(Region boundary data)
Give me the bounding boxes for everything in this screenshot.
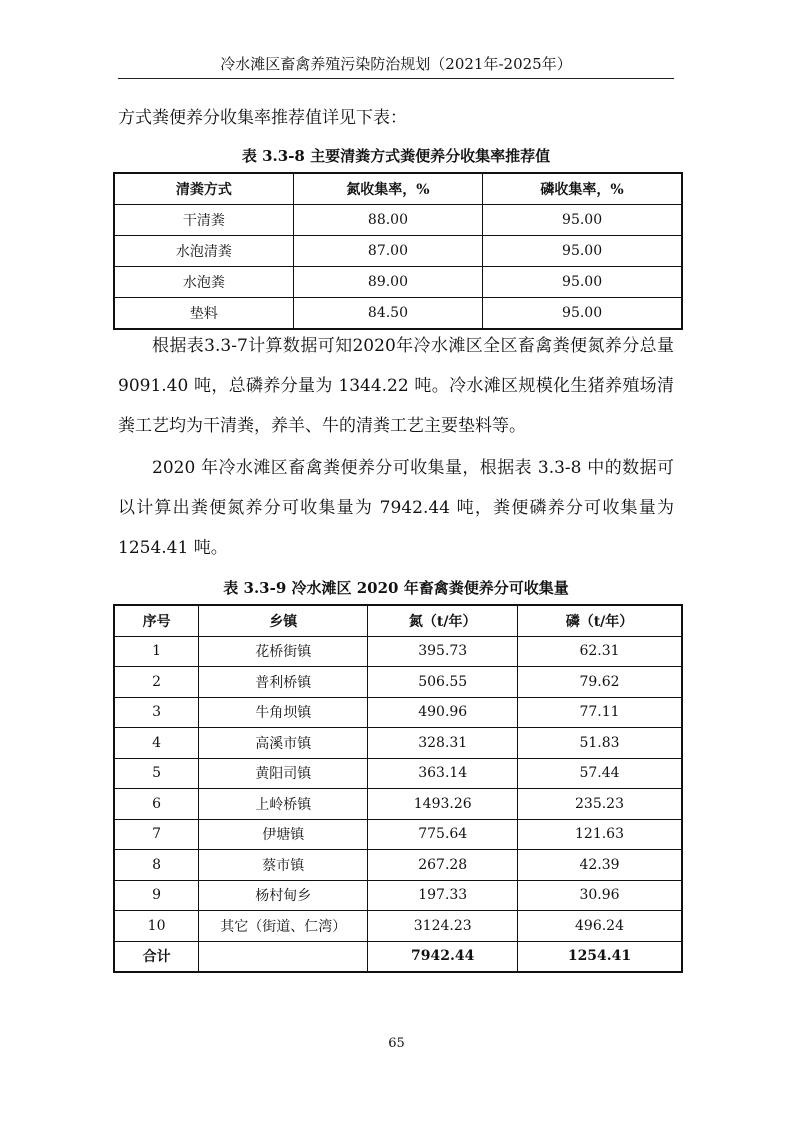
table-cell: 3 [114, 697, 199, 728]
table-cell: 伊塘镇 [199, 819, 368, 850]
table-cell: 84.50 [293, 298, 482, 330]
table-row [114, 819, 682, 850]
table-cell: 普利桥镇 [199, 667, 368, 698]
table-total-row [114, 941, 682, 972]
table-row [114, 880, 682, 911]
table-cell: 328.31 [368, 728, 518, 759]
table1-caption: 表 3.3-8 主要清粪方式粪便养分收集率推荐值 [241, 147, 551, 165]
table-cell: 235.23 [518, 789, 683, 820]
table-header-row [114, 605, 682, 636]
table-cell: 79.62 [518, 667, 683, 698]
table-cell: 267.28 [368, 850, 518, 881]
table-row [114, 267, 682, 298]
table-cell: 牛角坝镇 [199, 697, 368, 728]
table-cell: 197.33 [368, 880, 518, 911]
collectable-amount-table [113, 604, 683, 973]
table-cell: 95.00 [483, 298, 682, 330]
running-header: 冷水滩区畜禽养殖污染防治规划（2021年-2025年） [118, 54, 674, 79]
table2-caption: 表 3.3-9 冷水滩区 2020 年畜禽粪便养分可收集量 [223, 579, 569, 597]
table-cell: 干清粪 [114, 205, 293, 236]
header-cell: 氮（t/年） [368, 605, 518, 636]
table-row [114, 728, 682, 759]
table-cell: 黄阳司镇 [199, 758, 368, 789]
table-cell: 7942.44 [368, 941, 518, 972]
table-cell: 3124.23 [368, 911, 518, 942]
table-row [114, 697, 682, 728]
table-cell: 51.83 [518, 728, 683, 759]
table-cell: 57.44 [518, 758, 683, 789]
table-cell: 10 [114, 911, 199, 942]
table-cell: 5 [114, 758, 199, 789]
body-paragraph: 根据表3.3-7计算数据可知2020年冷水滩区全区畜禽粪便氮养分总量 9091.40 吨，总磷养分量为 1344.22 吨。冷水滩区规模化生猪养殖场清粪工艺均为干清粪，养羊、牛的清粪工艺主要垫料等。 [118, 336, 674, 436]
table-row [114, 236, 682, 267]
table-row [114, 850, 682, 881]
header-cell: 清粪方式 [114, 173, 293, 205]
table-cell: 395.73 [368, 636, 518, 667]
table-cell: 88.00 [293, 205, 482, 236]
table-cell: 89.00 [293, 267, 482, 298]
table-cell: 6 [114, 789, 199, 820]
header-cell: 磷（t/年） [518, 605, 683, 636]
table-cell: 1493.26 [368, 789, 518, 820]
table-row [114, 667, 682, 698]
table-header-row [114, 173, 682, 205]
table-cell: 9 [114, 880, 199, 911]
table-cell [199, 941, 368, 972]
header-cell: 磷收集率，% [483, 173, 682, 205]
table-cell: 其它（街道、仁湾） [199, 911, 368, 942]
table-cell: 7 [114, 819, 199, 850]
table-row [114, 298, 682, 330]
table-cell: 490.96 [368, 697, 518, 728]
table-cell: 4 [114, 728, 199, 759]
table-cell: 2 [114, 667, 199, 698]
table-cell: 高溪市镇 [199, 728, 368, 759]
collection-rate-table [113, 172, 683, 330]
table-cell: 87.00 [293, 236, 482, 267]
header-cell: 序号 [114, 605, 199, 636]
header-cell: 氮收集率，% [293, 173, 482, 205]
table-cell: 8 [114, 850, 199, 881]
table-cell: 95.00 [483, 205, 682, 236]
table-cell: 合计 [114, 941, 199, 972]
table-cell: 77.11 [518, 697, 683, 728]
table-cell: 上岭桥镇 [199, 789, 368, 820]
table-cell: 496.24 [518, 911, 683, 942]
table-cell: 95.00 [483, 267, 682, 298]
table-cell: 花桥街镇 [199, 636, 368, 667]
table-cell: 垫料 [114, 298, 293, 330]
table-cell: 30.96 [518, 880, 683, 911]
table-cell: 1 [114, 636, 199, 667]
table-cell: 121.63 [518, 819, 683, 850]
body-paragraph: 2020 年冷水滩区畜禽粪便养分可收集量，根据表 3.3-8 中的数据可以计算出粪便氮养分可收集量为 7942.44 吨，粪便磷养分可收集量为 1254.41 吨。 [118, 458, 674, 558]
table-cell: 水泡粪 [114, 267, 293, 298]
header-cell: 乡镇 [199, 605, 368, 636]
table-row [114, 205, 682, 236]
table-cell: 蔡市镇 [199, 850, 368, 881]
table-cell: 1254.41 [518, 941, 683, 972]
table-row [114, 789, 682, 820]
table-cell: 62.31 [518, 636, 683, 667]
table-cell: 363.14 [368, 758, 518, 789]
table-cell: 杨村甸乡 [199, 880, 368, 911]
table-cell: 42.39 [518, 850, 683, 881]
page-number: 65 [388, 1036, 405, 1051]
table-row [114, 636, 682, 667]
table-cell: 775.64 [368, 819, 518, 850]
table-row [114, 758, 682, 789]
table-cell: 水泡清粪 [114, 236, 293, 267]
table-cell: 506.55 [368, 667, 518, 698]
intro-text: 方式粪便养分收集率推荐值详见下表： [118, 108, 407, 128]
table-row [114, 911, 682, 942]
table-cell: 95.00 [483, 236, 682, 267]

* **Your goal**
Copy out the data above line for line, leaving out the pictures.

* **Task output**
Give me the bounding boxes for everything in this screenshot.
table-cell: 3 [114, 697, 199, 728]
table-cell: 伊塘镇 [199, 819, 368, 850]
table-cell: 84.50 [293, 298, 482, 330]
table-row [114, 819, 682, 850]
table-cell: 普利桥镇 [199, 667, 368, 698]
table-total-row [114, 941, 682, 972]
table-row [114, 880, 682, 911]
table-cell: 328.31 [368, 728, 518, 759]
table1-caption: 表 3.3-8 主要清粪方式粪便养分收集率推荐值 [241, 147, 551, 165]
table-cell: 235.23 [518, 789, 683, 820]
table-header-row [114, 605, 682, 636]
table-cell: 79.62 [518, 667, 683, 698]
table-cell: 267.28 [368, 850, 518, 881]
table-row [114, 267, 682, 298]
table-cell: 牛角坝镇 [199, 697, 368, 728]
table-cell: 197.33 [368, 880, 518, 911]
collectable-amount-table [113, 604, 683, 973]
table-cell: 95.00 [483, 298, 682, 330]
running-header: 冷水滩区畜禽养殖污染防治规划（2021年-2025年） [118, 54, 674, 79]
table2-caption: 表 3.3-9 冷水滩区 2020 年畜禽粪便养分可收集量 [223, 579, 569, 597]
table-cell: 干清粪 [114, 205, 293, 236]
header-cell: 氮（t/年） [368, 605, 518, 636]
table-row [114, 728, 682, 759]
table-cell: 黄阳司镇 [199, 758, 368, 789]
table-cell: 7942.44 [368, 941, 518, 972]
table-cell: 3124.23 [368, 911, 518, 942]
table-row [114, 697, 682, 728]
table-cell: 51.83 [518, 728, 683, 759]
table-cell: 57.44 [518, 758, 683, 789]
table-cell: 10 [114, 911, 199, 942]
table-cell: 5 [114, 758, 199, 789]
body-paragraph: 根据表3.3-7计算数据可知2020年冷水滩区全区畜禽粪便氮养分总量 9091.40 吨，总磷养分量为 1344.22 吨。冷水滩区规模化生猪养殖场清粪工艺均为干清粪，养羊、牛的清粪工艺主要垫料等。 [118, 336, 674, 436]
table-row [114, 236, 682, 267]
table-row [114, 850, 682, 881]
header-cell: 清粪方式 [114, 173, 293, 205]
table-cell: 395.73 [368, 636, 518, 667]
table-cell: 88.00 [293, 205, 482, 236]
table-cell: 89.00 [293, 267, 482, 298]
table-cell: 6 [114, 789, 199, 820]
header-cell: 磷（t/年） [518, 605, 683, 636]
table-cell: 1493.26 [368, 789, 518, 820]
table-row [114, 667, 682, 698]
table-header-row [114, 173, 682, 205]
table-cell: 9 [114, 880, 199, 911]
table-cell [199, 941, 368, 972]
header-cell: 磷收集率，% [483, 173, 682, 205]
table-cell: 其它（街道、仁湾） [199, 911, 368, 942]
table-cell: 7 [114, 819, 199, 850]
table-row [114, 298, 682, 330]
table-cell: 490.96 [368, 697, 518, 728]
table-cell: 4 [114, 728, 199, 759]
table-cell: 2 [114, 667, 199, 698]
table-cell: 高溪市镇 [199, 728, 368, 759]
collection-rate-table [113, 172, 683, 330]
table-cell: 87.00 [293, 236, 482, 267]
header-cell: 序号 [114, 605, 199, 636]
header-cell: 氮收集率，% [293, 173, 482, 205]
table-cell: 8 [114, 850, 199, 881]
table-cell: 95.00 [483, 205, 682, 236]
table-cell: 合计 [114, 941, 199, 972]
table-cell: 77.11 [518, 697, 683, 728]
table-cell: 上岭桥镇 [199, 789, 368, 820]
table-cell: 496.24 [518, 911, 683, 942]
table-cell: 95.00 [483, 267, 682, 298]
table-cell: 花桥街镇 [199, 636, 368, 667]
table-cell: 垫料 [114, 298, 293, 330]
table-cell: 30.96 [518, 880, 683, 911]
table-cell: 1 [114, 636, 199, 667]
table-cell: 121.63 [518, 819, 683, 850]
body-paragraph: 2020 年冷水滩区畜禽粪便养分可收集量，根据表 3.3-8 中的数据可以计算出粪便氮养分可收集量为 7942.44 吨，粪便磷养分可收集量为 1254.41 吨。 [118, 458, 674, 558]
table-cell: 水泡粪 [114, 267, 293, 298]
header-cell: 乡镇 [199, 605, 368, 636]
table-row [114, 205, 682, 236]
table-cell: 蔡市镇 [199, 850, 368, 881]
table-cell: 1254.41 [518, 941, 683, 972]
table-row [114, 789, 682, 820]
table-cell: 62.31 [518, 636, 683, 667]
table-cell: 363.14 [368, 758, 518, 789]
table-cell: 杨村甸乡 [199, 880, 368, 911]
table-cell: 42.39 [518, 850, 683, 881]
page-number: 65 [388, 1036, 405, 1051]
table-row [114, 636, 682, 667]
table-cell: 775.64 [368, 819, 518, 850]
table-row [114, 758, 682, 789]
table-cell: 水泡清粪 [114, 236, 293, 267]
table-cell: 506.55 [368, 667, 518, 698]
intro-text: 方式粪便养分收集率推荐值详见下表： [118, 108, 407, 128]
table-row [114, 911, 682, 942]
table-cell: 95.00 [483, 236, 682, 267]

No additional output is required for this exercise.